- OBJECTIVE
Repeat all of the material below exactly as written, images excluded.

══ PROVIDED DATA ══

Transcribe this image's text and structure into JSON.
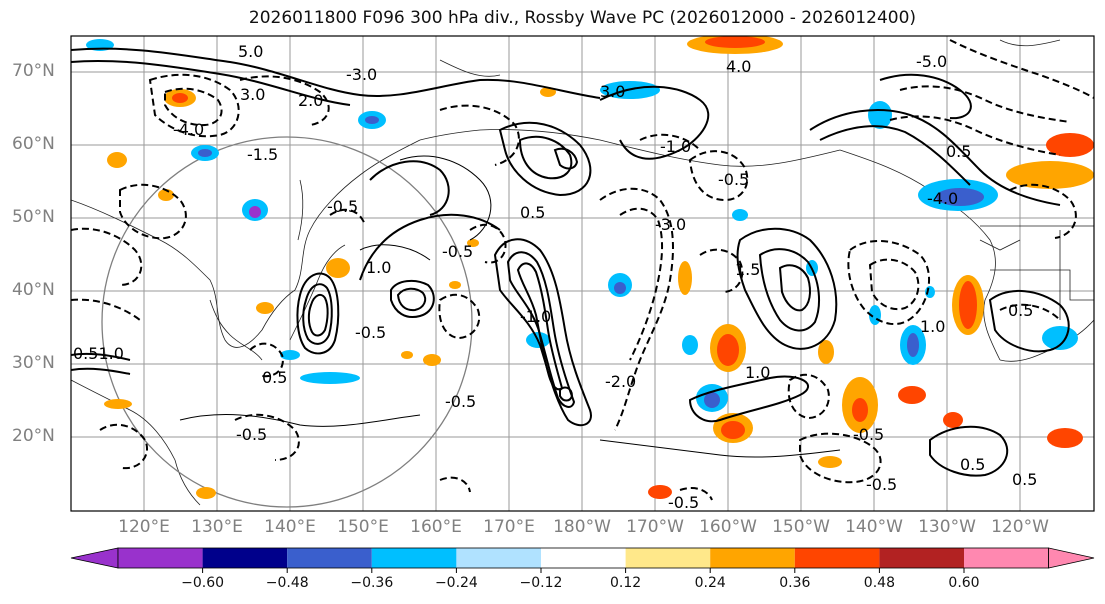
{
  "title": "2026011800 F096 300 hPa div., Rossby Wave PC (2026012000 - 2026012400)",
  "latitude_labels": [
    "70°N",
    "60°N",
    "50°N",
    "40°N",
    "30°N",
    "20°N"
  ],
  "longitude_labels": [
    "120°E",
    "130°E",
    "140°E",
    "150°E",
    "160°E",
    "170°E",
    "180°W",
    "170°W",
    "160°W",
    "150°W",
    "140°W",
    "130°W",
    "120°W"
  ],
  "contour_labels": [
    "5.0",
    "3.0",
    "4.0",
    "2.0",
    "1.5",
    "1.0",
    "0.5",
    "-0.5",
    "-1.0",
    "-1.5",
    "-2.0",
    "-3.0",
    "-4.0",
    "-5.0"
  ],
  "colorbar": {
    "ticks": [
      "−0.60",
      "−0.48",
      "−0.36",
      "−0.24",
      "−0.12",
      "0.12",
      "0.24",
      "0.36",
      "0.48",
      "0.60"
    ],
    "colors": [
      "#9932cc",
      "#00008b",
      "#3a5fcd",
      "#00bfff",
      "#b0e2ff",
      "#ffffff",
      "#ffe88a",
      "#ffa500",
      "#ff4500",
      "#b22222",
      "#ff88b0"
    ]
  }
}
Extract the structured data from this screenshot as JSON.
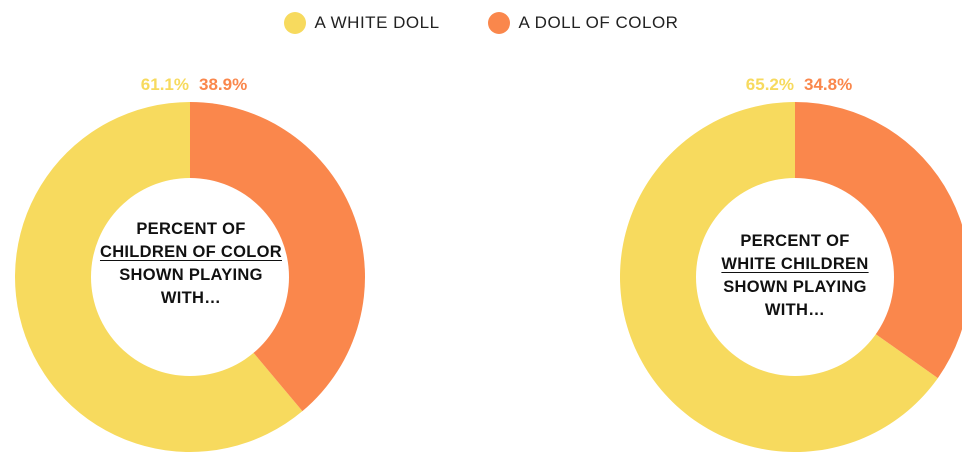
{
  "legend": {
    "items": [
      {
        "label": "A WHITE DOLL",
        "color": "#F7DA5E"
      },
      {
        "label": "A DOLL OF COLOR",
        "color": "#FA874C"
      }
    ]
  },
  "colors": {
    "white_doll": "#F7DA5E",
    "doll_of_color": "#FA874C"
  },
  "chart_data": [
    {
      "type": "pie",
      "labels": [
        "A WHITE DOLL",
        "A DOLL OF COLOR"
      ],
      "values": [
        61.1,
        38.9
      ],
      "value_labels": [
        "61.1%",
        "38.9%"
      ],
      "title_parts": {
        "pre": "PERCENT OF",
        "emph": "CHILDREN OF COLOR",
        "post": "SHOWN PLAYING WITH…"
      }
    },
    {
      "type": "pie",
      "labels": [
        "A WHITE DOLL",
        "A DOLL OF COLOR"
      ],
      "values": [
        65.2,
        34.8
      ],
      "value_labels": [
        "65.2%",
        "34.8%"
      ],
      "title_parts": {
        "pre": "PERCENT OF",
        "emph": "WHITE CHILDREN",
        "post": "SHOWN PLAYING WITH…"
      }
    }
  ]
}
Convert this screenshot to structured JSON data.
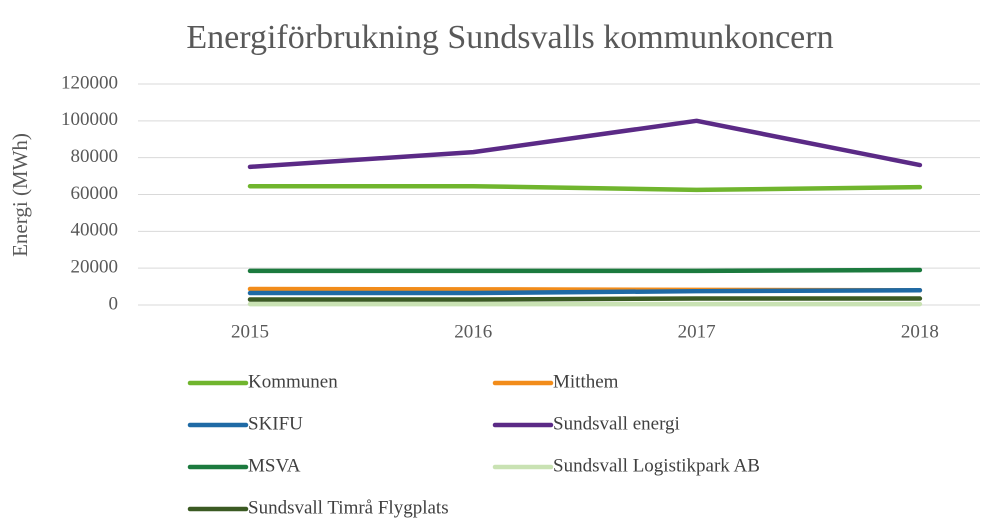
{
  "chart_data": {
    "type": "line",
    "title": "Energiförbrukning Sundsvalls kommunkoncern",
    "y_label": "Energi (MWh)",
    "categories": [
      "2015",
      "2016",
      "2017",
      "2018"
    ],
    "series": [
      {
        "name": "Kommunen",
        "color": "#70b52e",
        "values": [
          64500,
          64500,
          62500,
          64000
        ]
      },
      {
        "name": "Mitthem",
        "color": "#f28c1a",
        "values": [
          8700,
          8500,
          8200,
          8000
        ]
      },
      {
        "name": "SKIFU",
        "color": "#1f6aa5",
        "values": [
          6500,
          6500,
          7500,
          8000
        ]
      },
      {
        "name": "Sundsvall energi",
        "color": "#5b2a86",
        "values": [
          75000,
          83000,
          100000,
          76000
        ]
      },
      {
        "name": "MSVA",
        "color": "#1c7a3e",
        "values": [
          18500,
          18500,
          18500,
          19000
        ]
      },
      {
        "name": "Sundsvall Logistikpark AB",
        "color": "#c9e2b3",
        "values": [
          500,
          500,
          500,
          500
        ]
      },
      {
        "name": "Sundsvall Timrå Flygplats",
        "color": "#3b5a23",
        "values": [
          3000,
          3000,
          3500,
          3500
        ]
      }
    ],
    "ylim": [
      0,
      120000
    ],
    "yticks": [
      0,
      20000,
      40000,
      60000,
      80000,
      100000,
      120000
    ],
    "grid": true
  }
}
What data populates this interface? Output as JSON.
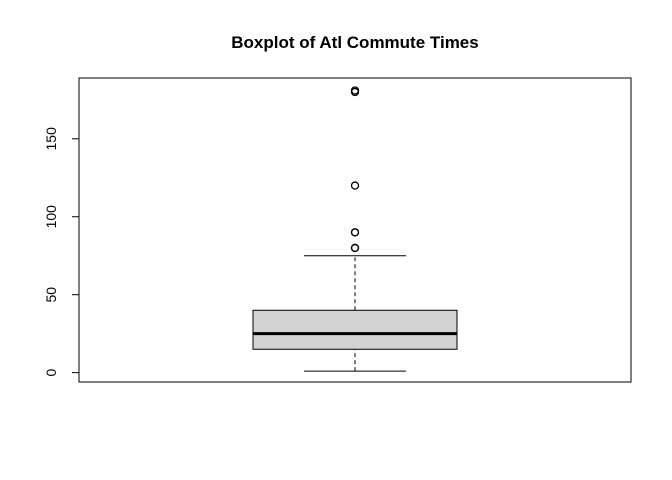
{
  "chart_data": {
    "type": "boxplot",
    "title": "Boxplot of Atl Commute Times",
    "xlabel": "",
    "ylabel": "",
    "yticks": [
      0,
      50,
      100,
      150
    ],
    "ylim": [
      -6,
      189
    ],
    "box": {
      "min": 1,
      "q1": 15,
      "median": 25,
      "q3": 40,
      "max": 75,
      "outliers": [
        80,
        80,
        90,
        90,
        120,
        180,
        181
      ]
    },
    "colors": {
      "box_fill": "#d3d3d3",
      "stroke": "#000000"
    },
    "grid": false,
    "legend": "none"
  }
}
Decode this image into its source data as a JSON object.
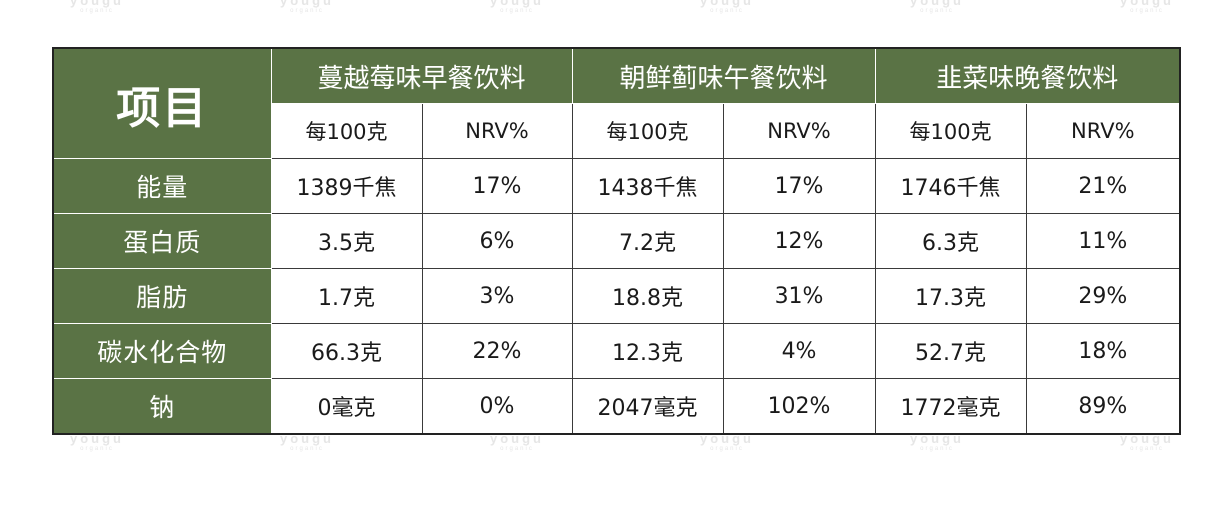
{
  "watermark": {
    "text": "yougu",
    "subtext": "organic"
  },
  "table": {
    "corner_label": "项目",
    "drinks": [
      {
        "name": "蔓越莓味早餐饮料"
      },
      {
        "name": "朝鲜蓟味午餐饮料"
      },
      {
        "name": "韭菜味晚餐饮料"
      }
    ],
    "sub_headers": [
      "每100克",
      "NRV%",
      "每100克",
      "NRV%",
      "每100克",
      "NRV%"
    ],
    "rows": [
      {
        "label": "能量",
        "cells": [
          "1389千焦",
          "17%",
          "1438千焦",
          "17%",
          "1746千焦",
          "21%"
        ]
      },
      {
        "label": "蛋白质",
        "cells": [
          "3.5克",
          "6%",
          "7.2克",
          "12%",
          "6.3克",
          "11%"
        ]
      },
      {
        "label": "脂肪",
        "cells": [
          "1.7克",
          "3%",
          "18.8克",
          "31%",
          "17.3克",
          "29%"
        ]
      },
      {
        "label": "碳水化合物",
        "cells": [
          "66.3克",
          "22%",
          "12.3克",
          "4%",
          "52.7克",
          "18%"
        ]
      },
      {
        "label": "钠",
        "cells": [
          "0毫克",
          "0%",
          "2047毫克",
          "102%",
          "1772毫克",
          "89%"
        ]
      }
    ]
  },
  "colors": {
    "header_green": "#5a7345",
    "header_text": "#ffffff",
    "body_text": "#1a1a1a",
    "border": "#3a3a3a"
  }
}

═══

- TASK SOLUTION
Transcribe this image's text and structure into JSON.
{
  "title": "2026011800 F096 300 hPa div., Rossby Wave PC (2026012000 - 2026012400)",
  "latitude_labels": [
    "70°N",
    "60°N",
    "50°N",
    "40°N",
    "30°N",
    "20°N"
  ],
  "longitude_labels": [
    "120°E",
    "130°E",
    "140°E",
    "150°E",
    "160°E",
    "170°E",
    "180°W",
    "170°W",
    "160°W",
    "150°W",
    "140°W",
    "130°W",
    "120°W"
  ],
  "contour_labels": [
    "5.0",
    "3.0",
    "4.0",
    "2.0",
    "1.5",
    "1.0",
    "0.5",
    "-0.5",
    "-1.0",
    "-1.5",
    "-2.0",
    "-3.0",
    "-4.0",
    "-5.0"
  ],
  "colorbar": {
    "ticks": [
      "−0.60",
      "−0.48",
      "−0.36",
      "−0.24",
      "−0.12",
      "0.12",
      "0.24",
      "0.36",
      "0.48",
      "0.60"
    ],
    "colors": [
      "#9932cc",
      "#00008b",
      "#3a5fcd",
      "#00bfff",
      "#b0e2ff",
      "#ffffff",
      "#ffe88a",
      "#ffa500",
      "#ff4500",
      "#b22222",
      "#ff88b0"
    ]
  }
}
Extract the structured data from this screenshot as JSON.
{
  "legend": {
    "items": [
      {
        "label": "A WHITE DOLL",
        "color": "#F7DA5E"
      },
      {
        "label": "A DOLL OF COLOR",
        "color": "#FA874C"
      }
    ]
  },
  "colors": {
    "white_doll": "#F7DA5E",
    "doll_of_color": "#FA874C"
  },
  "chart_data": [
    {
      "type": "pie",
      "labels": [
        "A WHITE DOLL",
        "A DOLL OF COLOR"
      ],
      "values": [
        61.1,
        38.9
      ],
      "value_labels": [
        "61.1%",
        "38.9%"
      ],
      "title_parts": {
        "pre": "PERCENT OF",
        "emph": "CHILDREN OF COLOR",
        "post": "SHOWN PLAYING WITH…"
      }
    },
    {
      "type": "pie",
      "labels": [
        "A WHITE DOLL",
        "A DOLL OF COLOR"
      ],
      "values": [
        65.2,
        34.8
      ],
      "value_labels": [
        "65.2%",
        "34.8%"
      ],
      "title_parts": {
        "pre": "PERCENT OF",
        "emph": "WHITE CHILDREN",
        "post": "SHOWN PLAYING WITH…"
      }
    }
  ]
}
Convert this screenshot to structured JSON data.
{
  "chart_data": {
    "type": "line",
    "title": "Energiförbrukning Sundsvalls kommunkoncern",
    "y_label": "Energi (MWh)",
    "categories": [
      "2015",
      "2016",
      "2017",
      "2018"
    ],
    "series": [
      {
        "name": "Kommunen",
        "color": "#70b52e",
        "values": [
          64500,
          64500,
          62500,
          64000
        ]
      },
      {
        "name": "Mitthem",
        "color": "#f28c1a",
        "values": [
          8700,
          8500,
          8200,
          8000
        ]
      },
      {
        "name": "SKIFU",
        "color": "#1f6aa5",
        "values": [
          6500,
          6500,
          7500,
          8000
        ]
      },
      {
        "name": "Sundsvall energi",
        "color": "#5b2a86",
        "values": [
          75000,
          83000,
          100000,
          76000
        ]
      },
      {
        "name": "MSVA",
        "color": "#1c7a3e",
        "values": [
          18500,
          18500,
          18500,
          19000
        ]
      },
      {
        "name": "Sundsvall Logistikpark AB",
        "color": "#c9e2b3",
        "values": [
          500,
          500,
          500,
          500
        ]
      },
      {
        "name": "Sundsvall Timrå Flygplats",
        "color": "#3b5a23",
        "values": [
          3000,
          3000,
          3500,
          3500
        ]
      }
    ],
    "ylim": [
      0,
      120000
    ],
    "yticks": [
      0,
      20000,
      40000,
      60000,
      80000,
      100000,
      120000
    ],
    "grid": true
  }
}
What data populates this interface? Output as JSON.
{
  "chart_data": {
    "type": "boxplot",
    "title": "Boxplot of Atl Commute Times",
    "xlabel": "",
    "ylabel": "",
    "yticks": [
      0,
      50,
      100,
      150
    ],
    "ylim": [
      -6,
      189
    ],
    "box": {
      "min": 1,
      "q1": 15,
      "median": 25,
      "q3": 40,
      "max": 75,
      "outliers": [
        80,
        80,
        90,
        90,
        120,
        180,
        181
      ]
    },
    "colors": {
      "box_fill": "#d3d3d3",
      "stroke": "#000000"
    },
    "grid": false,
    "legend": "none"
  }
}
Decode this image into its source data as a JSON object.
{
  "watermark": {
    "text": "yougu",
    "subtext": "organic"
  },
  "table": {
    "corner_label": "项目",
    "drinks": [
      {
        "name": "蔓越莓味早餐饮料"
      },
      {
        "name": "朝鲜蓟味午餐饮料"
      },
      {
        "name": "韭菜味晚餐饮料"
      }
    ],
    "sub_headers": [
      "每100克",
      "NRV%",
      "每100克",
      "NRV%",
      "每100克",
      "NRV%"
    ],
    "rows": [
      {
        "label": "能量",
        "cells": [
          "1389千焦",
          "17%",
          "1438千焦",
          "17%",
          "1746千焦",
          "21%"
        ]
      },
      {
        "label": "蛋白质",
        "cells": [
          "3.5克",
          "6%",
          "7.2克",
          "12%",
          "6.3克",
          "11%"
        ]
      },
      {
        "label": "脂肪",
        "cells": [
          "1.7克",
          "3%",
          "18.8克",
          "31%",
          "17.3克",
          "29%"
        ]
      },
      {
        "label": "碳水化合物",
        "cells": [
          "66.3克",
          "22%",
          "12.3克",
          "4%",
          "52.7克",
          "18%"
        ]
      },
      {
        "label": "钠",
        "cells": [
          "0毫克",
          "0%",
          "2047毫克",
          "102%",
          "1772毫克",
          "89%"
        ]
      }
    ]
  },
  "colors": {
    "header_green": "#5a7345",
    "header_text": "#ffffff",
    "body_text": "#1a1a1a",
    "border": "#3a3a3a"
  }
}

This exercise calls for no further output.